§ **Exercise**: Show all lines of the listing that hold the word "Services".

§ **Entries provided**:
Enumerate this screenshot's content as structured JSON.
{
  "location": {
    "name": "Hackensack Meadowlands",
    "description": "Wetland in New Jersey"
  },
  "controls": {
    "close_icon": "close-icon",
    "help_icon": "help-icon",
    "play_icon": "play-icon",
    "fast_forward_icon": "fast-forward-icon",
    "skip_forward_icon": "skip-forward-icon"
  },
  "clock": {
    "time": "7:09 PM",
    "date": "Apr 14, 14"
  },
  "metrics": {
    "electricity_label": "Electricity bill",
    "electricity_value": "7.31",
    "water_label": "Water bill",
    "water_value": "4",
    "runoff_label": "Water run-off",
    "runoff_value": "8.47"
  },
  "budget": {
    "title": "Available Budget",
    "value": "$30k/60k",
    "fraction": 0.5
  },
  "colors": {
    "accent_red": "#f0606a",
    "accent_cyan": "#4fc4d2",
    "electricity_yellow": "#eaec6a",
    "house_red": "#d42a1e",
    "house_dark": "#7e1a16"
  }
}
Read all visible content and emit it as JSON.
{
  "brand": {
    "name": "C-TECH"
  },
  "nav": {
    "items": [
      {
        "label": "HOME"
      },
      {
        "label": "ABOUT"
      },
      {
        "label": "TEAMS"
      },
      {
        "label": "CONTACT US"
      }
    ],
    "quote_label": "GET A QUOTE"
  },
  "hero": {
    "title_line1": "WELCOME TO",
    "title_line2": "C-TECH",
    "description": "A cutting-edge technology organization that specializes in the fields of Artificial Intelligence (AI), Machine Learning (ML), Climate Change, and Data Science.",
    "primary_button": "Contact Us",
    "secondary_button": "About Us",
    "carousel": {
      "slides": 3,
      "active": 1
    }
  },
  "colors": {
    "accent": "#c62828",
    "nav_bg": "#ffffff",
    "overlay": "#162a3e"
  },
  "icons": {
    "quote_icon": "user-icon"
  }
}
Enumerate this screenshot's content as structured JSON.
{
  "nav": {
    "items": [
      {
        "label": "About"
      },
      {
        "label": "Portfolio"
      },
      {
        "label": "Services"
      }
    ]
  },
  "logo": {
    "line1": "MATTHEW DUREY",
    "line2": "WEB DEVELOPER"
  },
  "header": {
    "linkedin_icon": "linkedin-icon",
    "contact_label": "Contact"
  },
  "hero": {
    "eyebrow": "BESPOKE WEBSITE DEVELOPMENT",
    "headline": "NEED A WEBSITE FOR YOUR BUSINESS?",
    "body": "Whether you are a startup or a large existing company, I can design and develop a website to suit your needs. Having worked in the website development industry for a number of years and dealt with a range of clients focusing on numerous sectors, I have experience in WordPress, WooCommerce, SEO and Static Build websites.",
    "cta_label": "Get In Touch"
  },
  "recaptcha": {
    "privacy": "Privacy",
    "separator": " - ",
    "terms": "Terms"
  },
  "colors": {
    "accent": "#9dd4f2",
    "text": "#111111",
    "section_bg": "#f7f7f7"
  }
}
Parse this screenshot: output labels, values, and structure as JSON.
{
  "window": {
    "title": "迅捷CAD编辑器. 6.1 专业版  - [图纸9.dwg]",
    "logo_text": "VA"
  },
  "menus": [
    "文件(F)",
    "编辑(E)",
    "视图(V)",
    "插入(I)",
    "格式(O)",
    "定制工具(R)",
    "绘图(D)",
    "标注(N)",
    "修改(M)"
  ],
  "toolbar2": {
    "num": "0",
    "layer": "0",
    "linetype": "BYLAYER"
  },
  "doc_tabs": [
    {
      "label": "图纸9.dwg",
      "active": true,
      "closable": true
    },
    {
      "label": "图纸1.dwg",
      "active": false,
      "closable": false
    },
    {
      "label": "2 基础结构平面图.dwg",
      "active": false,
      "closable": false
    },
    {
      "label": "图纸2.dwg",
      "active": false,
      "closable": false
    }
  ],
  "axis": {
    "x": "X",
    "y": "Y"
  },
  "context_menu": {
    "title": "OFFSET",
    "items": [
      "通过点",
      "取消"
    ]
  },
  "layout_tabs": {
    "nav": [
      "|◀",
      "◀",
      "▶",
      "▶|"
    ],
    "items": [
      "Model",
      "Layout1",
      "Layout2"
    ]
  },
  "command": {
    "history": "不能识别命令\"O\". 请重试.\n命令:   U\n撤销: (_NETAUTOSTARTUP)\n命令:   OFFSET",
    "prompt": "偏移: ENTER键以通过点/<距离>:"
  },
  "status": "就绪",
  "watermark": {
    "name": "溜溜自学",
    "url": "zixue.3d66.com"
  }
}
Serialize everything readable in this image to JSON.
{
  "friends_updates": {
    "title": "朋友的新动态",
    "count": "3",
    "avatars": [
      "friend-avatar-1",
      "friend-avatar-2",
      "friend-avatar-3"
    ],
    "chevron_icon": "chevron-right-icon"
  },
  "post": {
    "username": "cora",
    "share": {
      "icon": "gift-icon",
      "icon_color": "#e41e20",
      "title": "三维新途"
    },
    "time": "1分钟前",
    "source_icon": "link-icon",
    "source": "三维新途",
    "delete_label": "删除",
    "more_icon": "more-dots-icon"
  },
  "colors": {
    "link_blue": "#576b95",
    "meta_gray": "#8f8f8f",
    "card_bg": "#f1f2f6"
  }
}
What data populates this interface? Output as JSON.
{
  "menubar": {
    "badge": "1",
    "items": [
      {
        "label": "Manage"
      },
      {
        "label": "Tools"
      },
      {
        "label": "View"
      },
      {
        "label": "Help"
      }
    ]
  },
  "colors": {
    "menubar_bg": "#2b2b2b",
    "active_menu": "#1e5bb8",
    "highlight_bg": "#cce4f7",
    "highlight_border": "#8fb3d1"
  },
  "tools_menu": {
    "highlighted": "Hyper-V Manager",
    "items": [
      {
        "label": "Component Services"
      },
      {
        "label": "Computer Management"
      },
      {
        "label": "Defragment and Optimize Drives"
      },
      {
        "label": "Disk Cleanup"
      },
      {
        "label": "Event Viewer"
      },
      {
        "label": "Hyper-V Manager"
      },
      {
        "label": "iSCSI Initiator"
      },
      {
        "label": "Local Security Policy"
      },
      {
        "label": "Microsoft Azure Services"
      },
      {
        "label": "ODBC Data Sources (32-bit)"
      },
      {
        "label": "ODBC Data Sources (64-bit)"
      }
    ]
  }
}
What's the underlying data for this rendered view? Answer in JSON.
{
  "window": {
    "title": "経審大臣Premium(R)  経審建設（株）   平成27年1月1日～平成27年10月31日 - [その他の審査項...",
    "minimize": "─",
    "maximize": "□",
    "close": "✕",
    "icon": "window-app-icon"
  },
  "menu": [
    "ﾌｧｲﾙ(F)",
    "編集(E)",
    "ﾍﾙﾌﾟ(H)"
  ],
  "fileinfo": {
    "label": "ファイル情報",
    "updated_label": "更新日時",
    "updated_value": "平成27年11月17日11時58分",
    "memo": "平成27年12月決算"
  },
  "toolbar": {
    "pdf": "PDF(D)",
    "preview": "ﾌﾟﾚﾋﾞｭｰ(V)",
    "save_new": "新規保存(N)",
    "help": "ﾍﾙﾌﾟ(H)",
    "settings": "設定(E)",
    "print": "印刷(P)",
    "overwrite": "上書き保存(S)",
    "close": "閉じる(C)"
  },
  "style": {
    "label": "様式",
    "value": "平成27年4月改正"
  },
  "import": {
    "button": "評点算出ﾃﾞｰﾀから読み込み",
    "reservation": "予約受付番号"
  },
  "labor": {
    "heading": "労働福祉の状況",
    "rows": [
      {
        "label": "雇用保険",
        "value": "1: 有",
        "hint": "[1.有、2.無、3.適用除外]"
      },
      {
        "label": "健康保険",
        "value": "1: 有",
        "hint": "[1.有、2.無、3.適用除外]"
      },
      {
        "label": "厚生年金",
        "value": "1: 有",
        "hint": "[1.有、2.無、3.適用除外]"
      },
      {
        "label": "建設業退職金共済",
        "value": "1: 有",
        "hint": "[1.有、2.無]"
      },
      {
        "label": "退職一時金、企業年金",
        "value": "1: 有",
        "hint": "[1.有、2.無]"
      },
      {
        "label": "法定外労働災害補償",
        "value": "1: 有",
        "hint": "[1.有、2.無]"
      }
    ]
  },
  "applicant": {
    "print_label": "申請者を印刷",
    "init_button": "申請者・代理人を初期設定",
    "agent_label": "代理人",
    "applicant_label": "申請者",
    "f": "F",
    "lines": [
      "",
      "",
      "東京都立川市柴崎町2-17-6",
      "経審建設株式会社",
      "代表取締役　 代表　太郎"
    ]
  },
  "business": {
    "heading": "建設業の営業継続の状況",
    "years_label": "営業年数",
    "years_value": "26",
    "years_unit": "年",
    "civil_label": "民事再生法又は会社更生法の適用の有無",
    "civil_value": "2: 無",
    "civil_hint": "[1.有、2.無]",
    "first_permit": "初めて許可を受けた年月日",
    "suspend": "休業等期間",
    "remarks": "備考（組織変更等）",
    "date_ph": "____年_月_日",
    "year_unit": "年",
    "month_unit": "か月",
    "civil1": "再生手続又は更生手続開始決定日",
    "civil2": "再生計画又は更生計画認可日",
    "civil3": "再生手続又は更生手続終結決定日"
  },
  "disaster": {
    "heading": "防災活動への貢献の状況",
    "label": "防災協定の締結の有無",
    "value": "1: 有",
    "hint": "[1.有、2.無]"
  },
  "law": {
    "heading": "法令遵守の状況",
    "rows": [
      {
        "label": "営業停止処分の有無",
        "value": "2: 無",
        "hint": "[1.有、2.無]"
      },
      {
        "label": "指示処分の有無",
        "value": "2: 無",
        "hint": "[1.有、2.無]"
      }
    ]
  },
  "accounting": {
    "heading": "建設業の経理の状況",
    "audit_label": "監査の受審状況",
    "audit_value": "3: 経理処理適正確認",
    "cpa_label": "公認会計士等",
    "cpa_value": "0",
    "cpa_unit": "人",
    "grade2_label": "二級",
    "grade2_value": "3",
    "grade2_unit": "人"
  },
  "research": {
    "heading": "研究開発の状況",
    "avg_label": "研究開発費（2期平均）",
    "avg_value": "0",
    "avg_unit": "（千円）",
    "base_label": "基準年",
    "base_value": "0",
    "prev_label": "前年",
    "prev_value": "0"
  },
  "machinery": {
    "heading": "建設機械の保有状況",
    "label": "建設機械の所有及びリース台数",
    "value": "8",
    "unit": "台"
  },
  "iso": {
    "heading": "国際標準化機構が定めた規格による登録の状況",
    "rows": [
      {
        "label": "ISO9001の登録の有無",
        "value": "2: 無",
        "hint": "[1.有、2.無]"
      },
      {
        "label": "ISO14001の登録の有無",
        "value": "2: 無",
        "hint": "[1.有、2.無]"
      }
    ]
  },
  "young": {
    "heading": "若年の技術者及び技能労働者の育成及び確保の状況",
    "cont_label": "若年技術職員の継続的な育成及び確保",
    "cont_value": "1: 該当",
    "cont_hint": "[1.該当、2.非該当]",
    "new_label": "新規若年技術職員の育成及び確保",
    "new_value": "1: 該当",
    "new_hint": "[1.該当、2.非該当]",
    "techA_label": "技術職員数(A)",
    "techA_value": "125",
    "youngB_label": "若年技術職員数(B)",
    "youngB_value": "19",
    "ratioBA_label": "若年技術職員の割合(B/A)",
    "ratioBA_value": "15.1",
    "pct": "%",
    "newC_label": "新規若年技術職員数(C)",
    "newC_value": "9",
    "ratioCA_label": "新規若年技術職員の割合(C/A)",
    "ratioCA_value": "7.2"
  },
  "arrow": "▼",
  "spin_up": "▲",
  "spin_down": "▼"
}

§ **Expected answer**:
        "label": "Services"
        "label": "Component Services"
        "label": "Microsoft Azure Services"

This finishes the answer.